-- REQUIREMENTS --
Check each line of the entries below for the string "color" and state how many lines have it, with no other text.

============================================================

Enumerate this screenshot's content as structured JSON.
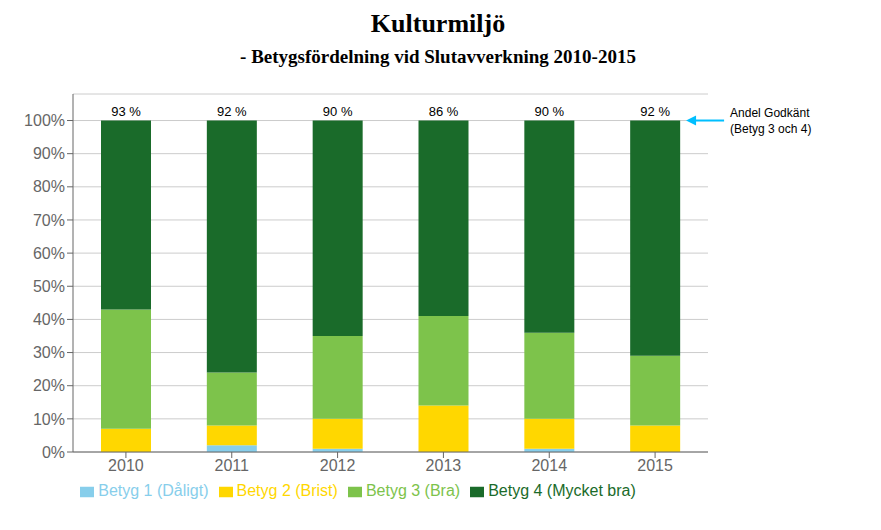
{
  "chart_data": {
    "type": "bar",
    "stacked": true,
    "title": "Kulturmiljö",
    "subtitle": "- Betygsfördelning vid Slutavverkning 2010-2015",
    "categories": [
      "2010",
      "2011",
      "2012",
      "2013",
      "2014",
      "2015"
    ],
    "series": [
      {
        "name": "Betyg 1 (Dåligt)",
        "color": "#87CEEB",
        "values": [
          0,
          2,
          1,
          0,
          1,
          0
        ]
      },
      {
        "name": "Betyg 2 (Brist)",
        "color": "#FFD700",
        "values": [
          7,
          6,
          9,
          14,
          9,
          8
        ]
      },
      {
        "name": "Betyg 3 (Bra)",
        "color": "#7DC34B",
        "values": [
          36,
          16,
          25,
          27,
          26,
          21
        ]
      },
      {
        "name": "Betyg 4 (Mycket bra)",
        "color": "#1A6B2A",
        "values": [
          57,
          76,
          65,
          59,
          64,
          71
        ]
      }
    ],
    "ylim": [
      0,
      108
    ],
    "yticks": [
      {
        "value": 0,
        "label": "0%"
      },
      {
        "value": 10,
        "label": "10%"
      },
      {
        "value": 20,
        "label": "20%"
      },
      {
        "value": 30,
        "label": "30%"
      },
      {
        "value": 40,
        "label": "40%"
      },
      {
        "value": 50,
        "label": "50%"
      },
      {
        "value": 60,
        "label": "60%"
      },
      {
        "value": 70,
        "label": "70%"
      },
      {
        "value": 80,
        "label": "80%"
      },
      {
        "value": 90,
        "label": "90%"
      },
      {
        "value": 100,
        "label": "100%"
      }
    ],
    "grid": true,
    "legend": "bottom",
    "annotations": [
      {
        "x": "2010",
        "text": "93 %"
      },
      {
        "x": "2011",
        "text": "92 %"
      },
      {
        "x": "2012",
        "text": "90 %"
      },
      {
        "x": "2013",
        "text": "86 %"
      },
      {
        "x": "2014",
        "text": "90 %"
      },
      {
        "x": "2015",
        "text": "92 %"
      },
      {
        "x": "2015",
        "y": 100,
        "color": "#00BFFF",
        "text": [
          "Andel Godkänt",
          "(Betyg 3 och 4)"
        ]
      }
    ]
  }
}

============================================================

-- WRITTEN RESPONSE --
5